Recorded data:
============================================================

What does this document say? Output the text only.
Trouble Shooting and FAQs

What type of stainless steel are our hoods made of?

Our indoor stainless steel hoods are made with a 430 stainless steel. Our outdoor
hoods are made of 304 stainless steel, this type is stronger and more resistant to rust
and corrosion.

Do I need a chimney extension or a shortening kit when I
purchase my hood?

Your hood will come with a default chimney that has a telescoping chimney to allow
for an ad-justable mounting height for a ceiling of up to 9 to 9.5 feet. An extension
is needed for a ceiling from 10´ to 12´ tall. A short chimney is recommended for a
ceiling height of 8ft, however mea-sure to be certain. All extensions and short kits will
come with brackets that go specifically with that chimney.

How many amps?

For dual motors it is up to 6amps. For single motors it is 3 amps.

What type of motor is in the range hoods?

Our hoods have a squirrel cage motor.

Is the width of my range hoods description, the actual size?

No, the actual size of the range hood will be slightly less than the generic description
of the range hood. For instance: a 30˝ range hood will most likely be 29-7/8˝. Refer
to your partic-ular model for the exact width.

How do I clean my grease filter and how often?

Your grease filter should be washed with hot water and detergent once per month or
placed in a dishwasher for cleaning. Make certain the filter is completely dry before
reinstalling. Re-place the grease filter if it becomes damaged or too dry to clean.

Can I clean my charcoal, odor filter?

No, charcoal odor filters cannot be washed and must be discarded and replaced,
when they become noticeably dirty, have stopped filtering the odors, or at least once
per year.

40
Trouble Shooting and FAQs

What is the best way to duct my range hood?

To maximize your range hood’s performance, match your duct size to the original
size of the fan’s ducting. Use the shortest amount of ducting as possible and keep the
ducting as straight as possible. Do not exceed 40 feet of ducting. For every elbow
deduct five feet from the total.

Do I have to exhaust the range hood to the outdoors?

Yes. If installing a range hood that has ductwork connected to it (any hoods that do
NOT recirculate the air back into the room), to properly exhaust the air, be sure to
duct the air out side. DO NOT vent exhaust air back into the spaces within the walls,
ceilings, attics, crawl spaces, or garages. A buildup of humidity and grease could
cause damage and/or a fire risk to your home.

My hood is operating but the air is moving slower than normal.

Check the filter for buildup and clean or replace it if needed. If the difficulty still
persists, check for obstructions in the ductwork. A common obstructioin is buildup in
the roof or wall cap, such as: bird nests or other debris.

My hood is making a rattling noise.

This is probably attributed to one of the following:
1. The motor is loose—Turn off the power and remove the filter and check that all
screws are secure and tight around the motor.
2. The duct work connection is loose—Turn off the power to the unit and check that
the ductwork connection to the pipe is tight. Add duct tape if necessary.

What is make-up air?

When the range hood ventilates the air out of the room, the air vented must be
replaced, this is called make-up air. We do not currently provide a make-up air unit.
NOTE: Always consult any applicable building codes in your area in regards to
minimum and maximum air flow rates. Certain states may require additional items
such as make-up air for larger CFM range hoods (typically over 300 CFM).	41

============================================================

Written instruction: Search the records for the word "loose" and copy every line where it occurs.

Full output:
1. The motor is loose—Turn off the power and remove the filter and check that all
2. The duct work connection is loose—Turn off the power to the unit and check that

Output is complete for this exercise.